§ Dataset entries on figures
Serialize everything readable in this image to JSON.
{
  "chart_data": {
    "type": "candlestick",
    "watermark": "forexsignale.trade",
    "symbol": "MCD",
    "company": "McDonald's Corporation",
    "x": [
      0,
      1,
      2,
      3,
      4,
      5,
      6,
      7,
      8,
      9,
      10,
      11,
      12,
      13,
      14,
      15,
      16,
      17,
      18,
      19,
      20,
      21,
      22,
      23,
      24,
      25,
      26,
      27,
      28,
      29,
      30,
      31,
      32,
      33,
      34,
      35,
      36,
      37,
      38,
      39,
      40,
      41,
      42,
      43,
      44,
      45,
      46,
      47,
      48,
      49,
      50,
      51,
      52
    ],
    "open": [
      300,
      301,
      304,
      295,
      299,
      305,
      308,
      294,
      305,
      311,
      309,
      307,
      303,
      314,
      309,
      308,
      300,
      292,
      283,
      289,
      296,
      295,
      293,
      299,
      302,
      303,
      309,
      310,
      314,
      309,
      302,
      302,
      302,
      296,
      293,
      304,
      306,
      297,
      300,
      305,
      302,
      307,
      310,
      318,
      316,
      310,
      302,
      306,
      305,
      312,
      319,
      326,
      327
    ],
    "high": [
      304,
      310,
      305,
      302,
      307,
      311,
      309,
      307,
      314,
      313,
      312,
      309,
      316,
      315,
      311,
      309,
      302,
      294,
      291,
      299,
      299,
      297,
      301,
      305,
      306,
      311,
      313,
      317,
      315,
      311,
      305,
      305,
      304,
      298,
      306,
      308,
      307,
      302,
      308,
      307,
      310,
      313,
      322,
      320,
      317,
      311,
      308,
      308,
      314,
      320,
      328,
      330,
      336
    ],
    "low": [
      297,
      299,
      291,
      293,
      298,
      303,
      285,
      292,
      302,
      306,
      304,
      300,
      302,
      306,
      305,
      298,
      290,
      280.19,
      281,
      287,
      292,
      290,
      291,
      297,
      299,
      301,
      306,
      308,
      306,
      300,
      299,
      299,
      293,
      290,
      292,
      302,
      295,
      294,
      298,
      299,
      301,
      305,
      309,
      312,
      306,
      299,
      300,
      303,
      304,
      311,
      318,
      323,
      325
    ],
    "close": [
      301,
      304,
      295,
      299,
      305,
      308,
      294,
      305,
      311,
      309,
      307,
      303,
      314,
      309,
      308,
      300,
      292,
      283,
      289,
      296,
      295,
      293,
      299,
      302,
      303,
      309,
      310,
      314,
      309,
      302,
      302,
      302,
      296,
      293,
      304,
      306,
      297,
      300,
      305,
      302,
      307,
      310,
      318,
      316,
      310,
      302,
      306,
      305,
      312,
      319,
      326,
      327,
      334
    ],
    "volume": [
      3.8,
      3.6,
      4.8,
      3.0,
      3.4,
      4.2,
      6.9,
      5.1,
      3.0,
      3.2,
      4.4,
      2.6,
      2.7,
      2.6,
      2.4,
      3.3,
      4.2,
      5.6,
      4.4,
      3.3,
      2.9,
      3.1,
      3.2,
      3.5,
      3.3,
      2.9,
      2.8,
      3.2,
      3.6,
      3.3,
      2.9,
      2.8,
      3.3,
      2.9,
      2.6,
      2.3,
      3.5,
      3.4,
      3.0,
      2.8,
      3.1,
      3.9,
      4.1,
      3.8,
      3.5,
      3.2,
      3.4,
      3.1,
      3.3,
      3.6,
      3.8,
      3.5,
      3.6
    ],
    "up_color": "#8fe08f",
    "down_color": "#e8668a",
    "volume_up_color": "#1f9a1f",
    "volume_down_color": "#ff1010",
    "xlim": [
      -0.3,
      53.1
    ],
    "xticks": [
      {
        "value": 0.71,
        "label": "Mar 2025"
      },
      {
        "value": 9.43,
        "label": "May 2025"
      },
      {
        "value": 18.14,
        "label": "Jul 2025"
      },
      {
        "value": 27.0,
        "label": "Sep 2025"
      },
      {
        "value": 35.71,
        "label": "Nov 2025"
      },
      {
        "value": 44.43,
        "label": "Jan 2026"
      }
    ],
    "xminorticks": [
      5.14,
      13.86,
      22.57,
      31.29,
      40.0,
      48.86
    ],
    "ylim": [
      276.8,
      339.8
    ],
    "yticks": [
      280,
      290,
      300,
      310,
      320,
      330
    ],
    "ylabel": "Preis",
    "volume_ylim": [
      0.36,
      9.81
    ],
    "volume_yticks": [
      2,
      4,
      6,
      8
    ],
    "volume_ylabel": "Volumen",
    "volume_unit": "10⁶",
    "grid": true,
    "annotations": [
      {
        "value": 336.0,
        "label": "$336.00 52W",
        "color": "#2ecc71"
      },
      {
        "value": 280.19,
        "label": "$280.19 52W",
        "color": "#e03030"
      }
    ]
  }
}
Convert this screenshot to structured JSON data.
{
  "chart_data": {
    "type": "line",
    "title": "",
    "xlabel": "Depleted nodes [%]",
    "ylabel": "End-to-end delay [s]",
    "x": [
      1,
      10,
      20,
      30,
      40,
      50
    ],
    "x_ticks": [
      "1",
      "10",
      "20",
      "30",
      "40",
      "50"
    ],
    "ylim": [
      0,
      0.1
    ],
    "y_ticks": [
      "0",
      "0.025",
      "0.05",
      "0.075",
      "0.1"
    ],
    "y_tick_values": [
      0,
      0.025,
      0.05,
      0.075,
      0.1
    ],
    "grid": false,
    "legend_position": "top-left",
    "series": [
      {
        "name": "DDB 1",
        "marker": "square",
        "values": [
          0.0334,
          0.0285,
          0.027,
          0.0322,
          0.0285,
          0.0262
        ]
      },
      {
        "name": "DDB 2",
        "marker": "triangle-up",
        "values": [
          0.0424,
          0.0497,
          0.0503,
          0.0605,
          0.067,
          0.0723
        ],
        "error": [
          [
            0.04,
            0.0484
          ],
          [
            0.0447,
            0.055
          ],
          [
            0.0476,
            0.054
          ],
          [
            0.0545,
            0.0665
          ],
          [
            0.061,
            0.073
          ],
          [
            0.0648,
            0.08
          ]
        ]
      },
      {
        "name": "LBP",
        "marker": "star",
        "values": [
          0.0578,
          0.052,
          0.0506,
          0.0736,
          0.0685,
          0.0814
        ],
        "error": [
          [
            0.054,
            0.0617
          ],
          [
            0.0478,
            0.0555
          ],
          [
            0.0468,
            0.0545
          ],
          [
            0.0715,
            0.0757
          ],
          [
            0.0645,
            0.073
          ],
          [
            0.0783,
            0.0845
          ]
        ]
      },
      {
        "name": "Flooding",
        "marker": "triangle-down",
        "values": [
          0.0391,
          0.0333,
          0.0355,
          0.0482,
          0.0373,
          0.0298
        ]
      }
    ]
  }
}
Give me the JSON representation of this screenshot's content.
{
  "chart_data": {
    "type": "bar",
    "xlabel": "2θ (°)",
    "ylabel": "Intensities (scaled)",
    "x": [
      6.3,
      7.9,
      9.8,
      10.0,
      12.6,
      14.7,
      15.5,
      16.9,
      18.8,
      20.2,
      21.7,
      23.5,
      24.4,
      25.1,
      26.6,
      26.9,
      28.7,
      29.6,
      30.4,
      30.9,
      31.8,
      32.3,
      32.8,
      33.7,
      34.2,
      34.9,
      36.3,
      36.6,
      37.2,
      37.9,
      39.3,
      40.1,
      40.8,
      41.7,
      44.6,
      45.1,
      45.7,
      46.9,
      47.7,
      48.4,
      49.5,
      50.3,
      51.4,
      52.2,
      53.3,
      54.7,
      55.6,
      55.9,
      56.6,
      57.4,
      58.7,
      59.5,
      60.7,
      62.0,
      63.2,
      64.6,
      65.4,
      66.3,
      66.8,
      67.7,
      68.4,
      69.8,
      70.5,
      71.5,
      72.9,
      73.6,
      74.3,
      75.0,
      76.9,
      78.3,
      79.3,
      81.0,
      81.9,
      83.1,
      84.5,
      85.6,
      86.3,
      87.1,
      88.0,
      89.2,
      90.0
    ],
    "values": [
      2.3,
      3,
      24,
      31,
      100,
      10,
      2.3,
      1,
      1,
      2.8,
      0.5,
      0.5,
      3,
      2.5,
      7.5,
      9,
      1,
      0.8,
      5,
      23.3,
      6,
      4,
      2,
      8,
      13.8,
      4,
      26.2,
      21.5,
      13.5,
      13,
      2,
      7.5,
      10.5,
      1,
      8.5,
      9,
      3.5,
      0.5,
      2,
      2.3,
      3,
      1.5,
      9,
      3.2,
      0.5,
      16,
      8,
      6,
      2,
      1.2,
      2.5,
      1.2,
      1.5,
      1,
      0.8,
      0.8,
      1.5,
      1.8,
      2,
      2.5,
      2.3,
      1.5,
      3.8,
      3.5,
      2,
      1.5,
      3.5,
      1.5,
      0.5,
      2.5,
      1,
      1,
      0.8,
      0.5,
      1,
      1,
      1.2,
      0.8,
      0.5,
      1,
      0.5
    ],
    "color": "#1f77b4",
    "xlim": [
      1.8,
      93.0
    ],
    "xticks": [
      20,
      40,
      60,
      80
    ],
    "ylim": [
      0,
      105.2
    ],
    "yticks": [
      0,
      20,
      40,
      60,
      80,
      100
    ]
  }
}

§ What is expected
Only lines with the string "screenshot" belong in your answer; copy each one.

§ Solution for this task
Convert this screenshot to structured JSON data.
Give me the JSON representation of this screenshot's content.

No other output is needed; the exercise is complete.